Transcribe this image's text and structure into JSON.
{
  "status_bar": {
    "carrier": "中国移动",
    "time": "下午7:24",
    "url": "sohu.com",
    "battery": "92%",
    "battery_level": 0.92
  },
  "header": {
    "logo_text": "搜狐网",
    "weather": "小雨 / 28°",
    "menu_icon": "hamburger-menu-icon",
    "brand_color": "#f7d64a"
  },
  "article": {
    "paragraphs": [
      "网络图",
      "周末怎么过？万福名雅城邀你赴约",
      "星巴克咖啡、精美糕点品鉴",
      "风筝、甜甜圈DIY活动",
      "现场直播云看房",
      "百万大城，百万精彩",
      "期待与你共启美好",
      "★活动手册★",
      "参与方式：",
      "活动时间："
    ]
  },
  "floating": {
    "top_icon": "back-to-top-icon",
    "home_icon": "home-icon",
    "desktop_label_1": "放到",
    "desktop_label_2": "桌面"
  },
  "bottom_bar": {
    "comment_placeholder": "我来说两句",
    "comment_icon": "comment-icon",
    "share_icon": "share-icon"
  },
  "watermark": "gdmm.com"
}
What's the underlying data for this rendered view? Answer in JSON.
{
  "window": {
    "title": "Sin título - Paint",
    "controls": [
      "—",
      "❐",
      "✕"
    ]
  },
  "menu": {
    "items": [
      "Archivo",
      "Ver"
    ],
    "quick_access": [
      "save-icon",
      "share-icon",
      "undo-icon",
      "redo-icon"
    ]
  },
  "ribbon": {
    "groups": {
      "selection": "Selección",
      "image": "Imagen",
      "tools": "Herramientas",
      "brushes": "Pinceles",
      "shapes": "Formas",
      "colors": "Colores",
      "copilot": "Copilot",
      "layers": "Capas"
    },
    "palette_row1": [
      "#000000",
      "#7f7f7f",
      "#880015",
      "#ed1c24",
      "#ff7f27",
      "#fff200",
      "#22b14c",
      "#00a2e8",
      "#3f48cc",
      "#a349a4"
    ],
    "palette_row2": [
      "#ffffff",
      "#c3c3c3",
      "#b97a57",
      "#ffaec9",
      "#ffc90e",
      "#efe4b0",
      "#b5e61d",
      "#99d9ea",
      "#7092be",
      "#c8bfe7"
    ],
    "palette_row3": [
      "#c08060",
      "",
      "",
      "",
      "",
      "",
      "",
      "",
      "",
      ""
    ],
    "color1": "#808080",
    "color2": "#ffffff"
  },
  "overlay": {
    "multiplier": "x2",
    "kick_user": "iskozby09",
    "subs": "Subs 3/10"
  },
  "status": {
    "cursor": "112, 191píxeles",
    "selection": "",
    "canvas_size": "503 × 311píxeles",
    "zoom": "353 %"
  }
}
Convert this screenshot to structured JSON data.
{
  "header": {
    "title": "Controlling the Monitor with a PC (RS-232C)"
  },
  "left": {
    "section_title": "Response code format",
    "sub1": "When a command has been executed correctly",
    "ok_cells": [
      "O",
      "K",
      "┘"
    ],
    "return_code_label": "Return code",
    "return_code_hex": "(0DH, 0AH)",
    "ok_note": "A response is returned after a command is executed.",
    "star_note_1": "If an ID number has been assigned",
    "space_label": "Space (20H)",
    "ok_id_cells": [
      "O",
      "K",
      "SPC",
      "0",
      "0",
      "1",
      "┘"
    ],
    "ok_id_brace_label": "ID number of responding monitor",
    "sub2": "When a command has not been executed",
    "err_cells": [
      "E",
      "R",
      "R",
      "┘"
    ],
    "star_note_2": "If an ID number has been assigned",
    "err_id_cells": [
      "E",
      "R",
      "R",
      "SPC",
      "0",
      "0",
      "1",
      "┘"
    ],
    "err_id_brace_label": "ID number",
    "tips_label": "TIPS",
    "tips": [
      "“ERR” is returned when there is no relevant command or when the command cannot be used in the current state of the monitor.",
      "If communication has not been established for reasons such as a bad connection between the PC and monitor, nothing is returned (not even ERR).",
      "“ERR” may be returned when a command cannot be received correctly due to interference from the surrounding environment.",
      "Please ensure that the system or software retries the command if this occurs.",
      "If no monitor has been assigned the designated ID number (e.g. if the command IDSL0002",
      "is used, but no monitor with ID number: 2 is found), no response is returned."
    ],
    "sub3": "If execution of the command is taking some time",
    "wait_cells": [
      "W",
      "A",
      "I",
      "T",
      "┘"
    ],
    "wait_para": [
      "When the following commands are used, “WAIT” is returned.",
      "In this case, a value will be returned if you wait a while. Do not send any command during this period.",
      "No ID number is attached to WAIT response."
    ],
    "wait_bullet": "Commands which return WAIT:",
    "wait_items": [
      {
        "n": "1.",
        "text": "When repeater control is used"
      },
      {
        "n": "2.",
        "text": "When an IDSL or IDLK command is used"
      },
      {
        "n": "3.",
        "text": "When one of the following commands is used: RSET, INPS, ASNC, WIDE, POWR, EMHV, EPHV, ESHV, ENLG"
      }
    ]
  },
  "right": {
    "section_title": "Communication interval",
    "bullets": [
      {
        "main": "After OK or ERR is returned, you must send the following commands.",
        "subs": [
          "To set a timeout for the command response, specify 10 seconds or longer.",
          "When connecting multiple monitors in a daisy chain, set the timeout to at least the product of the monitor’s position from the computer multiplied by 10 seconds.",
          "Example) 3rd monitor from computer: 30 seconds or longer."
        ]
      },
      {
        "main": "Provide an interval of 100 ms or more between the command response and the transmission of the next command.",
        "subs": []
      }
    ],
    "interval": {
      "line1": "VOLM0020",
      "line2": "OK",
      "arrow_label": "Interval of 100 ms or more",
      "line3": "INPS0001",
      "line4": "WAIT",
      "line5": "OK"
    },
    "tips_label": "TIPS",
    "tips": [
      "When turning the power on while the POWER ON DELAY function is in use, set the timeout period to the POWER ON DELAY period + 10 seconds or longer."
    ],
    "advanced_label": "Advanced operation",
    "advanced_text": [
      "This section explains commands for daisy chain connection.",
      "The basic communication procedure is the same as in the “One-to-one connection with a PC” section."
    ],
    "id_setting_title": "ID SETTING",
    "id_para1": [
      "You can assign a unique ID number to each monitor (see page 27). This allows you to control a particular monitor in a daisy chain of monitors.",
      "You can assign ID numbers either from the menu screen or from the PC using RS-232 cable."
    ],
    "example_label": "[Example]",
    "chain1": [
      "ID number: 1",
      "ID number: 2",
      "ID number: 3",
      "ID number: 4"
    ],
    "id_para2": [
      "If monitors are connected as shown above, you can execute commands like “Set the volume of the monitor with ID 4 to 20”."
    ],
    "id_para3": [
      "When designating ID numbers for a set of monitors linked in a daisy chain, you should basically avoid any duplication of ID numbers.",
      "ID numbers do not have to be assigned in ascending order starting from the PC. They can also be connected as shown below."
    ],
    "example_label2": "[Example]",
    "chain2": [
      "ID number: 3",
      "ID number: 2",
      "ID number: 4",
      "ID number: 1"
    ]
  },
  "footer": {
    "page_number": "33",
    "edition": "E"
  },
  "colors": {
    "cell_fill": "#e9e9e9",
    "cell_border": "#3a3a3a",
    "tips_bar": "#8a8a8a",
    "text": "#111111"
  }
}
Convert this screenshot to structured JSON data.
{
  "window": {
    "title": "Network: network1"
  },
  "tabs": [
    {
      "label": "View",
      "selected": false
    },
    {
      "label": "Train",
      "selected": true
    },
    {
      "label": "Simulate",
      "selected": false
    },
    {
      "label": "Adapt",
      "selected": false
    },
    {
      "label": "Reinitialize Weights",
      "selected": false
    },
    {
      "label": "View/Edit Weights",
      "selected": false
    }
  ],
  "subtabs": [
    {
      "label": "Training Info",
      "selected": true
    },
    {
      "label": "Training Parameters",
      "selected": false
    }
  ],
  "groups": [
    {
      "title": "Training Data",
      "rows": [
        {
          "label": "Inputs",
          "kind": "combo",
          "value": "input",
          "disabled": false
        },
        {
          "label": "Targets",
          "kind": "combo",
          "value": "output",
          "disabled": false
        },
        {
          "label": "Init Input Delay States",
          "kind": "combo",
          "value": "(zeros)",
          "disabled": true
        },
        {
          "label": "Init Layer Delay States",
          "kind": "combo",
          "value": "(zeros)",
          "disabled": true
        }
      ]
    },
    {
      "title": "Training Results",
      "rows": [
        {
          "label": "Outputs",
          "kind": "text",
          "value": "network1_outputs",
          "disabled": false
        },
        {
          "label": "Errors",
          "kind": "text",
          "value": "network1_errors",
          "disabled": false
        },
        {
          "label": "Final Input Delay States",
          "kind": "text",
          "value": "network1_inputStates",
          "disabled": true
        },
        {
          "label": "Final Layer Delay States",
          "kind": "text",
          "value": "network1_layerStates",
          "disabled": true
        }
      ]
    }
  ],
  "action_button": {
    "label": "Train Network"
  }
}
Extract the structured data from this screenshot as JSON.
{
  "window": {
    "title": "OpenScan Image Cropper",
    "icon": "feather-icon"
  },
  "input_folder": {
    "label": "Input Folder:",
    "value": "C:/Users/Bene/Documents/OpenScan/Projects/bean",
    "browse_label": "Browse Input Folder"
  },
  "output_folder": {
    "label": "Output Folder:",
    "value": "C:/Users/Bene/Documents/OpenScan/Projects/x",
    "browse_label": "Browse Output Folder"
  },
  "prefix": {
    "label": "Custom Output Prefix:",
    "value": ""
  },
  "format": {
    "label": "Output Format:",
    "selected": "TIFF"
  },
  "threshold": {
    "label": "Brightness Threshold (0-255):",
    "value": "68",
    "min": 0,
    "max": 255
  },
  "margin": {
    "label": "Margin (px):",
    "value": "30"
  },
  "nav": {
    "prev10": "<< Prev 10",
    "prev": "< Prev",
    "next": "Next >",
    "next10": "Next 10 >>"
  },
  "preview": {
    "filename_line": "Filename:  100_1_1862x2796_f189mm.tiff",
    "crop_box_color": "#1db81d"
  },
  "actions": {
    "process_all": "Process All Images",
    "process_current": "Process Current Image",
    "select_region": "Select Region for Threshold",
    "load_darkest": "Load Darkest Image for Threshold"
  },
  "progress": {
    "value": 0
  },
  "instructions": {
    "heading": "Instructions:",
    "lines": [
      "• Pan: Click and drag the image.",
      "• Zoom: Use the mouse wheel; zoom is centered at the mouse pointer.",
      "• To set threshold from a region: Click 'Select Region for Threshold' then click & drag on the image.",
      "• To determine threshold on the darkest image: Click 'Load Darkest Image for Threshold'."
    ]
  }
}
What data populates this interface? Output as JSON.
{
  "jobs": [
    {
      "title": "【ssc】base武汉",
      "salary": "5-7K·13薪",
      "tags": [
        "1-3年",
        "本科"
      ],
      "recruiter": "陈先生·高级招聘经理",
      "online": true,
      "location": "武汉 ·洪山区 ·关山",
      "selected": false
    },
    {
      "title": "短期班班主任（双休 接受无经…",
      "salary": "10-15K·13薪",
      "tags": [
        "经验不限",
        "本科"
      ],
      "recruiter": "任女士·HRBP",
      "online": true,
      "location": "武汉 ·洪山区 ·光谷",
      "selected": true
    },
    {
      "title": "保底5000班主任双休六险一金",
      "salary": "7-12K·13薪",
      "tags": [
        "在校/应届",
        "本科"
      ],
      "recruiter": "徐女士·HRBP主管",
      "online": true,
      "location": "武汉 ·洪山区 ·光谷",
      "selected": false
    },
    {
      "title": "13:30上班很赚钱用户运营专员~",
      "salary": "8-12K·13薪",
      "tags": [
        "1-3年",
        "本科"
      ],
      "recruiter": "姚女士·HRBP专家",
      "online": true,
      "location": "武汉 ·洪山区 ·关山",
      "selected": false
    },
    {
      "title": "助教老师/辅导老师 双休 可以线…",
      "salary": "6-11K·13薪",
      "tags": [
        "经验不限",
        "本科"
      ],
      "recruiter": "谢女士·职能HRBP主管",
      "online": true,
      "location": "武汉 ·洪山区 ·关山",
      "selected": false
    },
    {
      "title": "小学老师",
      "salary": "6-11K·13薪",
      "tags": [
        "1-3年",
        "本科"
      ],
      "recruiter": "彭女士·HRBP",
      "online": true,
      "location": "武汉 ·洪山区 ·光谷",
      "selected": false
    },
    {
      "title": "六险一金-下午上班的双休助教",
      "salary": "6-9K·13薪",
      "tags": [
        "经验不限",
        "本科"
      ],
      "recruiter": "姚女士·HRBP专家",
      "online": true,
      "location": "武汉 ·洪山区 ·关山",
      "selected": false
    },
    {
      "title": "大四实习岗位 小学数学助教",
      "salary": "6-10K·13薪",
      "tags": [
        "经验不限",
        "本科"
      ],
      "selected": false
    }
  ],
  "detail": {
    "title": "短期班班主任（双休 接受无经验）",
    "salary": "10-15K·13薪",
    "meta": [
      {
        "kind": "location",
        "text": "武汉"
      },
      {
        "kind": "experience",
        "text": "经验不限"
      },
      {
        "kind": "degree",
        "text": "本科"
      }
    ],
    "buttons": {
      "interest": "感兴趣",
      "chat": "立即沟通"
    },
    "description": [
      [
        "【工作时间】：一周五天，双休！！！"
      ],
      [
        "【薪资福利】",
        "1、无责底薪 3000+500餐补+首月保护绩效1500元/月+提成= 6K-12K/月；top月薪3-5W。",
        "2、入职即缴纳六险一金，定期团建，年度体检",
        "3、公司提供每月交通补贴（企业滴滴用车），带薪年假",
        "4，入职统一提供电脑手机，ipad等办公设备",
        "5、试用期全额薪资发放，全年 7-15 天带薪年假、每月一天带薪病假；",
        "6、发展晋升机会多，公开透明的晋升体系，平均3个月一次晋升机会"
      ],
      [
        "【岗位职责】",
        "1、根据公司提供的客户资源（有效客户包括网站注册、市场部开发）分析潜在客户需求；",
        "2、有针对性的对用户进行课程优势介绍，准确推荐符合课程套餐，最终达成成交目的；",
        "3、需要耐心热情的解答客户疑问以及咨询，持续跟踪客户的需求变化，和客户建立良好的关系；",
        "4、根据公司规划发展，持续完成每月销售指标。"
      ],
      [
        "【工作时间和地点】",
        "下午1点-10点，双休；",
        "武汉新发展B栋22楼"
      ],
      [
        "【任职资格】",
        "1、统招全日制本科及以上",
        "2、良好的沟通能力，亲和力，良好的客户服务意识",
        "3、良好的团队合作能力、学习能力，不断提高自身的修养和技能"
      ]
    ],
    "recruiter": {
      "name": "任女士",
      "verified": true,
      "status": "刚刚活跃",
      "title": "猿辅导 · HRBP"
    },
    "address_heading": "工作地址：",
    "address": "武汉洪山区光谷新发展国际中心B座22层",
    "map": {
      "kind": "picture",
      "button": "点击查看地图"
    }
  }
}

——

§ **WRITTEN INSTRUCTION**
Return all lines of the material above in which the word "Final" occurs.

§ **EXERCISE ANSWER**
          "label": "Final Input Delay States",
          "label": "Final Layer Delay States",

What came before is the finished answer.